Your objective:
From the entries provided below, copy each line that contains the word "Total".

= = =

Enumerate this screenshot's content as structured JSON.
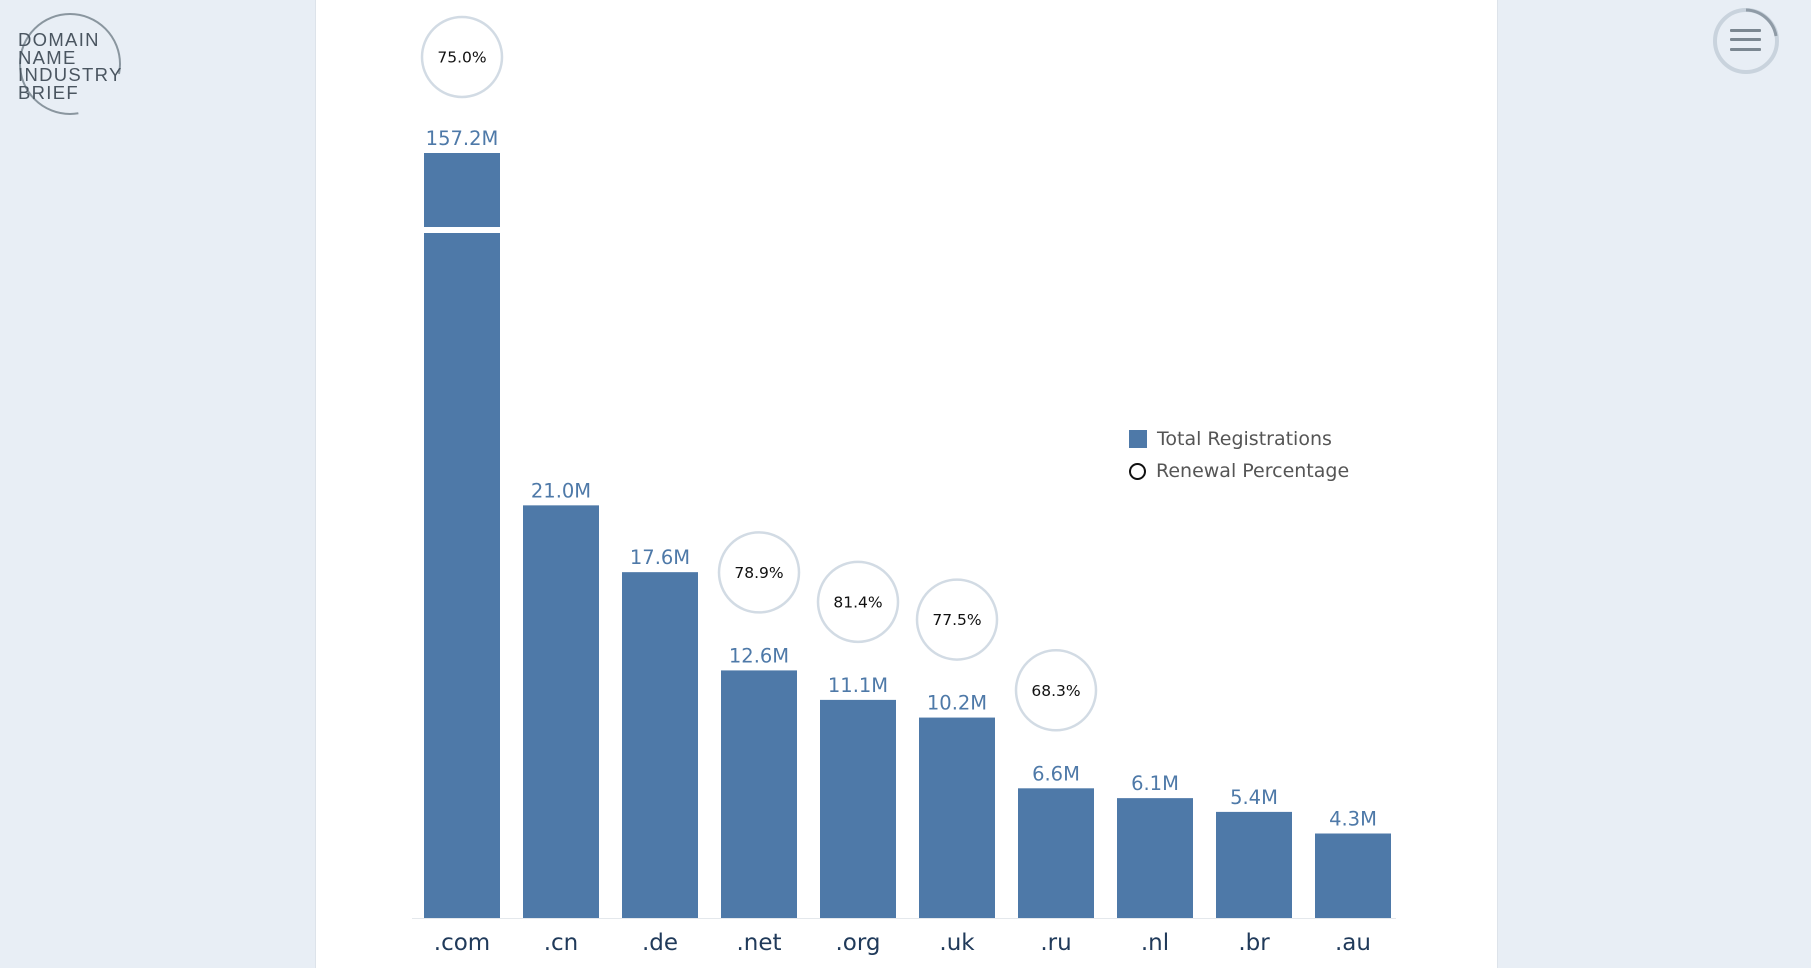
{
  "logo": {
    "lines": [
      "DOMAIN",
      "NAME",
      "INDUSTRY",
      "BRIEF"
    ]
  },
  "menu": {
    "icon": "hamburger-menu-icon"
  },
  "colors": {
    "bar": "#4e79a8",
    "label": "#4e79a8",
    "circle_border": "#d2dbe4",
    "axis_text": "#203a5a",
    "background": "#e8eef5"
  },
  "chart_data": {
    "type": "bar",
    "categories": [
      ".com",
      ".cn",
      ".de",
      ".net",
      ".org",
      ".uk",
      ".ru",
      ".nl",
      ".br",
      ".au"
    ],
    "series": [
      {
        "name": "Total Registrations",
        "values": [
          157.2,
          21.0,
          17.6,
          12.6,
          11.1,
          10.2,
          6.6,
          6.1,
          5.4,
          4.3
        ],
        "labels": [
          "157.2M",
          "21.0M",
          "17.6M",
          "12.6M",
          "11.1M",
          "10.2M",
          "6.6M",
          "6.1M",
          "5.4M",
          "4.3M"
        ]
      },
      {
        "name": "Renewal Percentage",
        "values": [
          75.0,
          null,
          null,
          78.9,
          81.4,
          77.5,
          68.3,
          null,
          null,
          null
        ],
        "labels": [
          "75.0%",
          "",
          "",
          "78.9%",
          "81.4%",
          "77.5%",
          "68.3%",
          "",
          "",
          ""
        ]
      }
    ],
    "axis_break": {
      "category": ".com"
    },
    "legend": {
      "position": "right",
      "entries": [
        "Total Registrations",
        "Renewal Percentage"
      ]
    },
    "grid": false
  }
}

= = =

Written reply:
        "name": "Total Registrations",
        "Total Registrations",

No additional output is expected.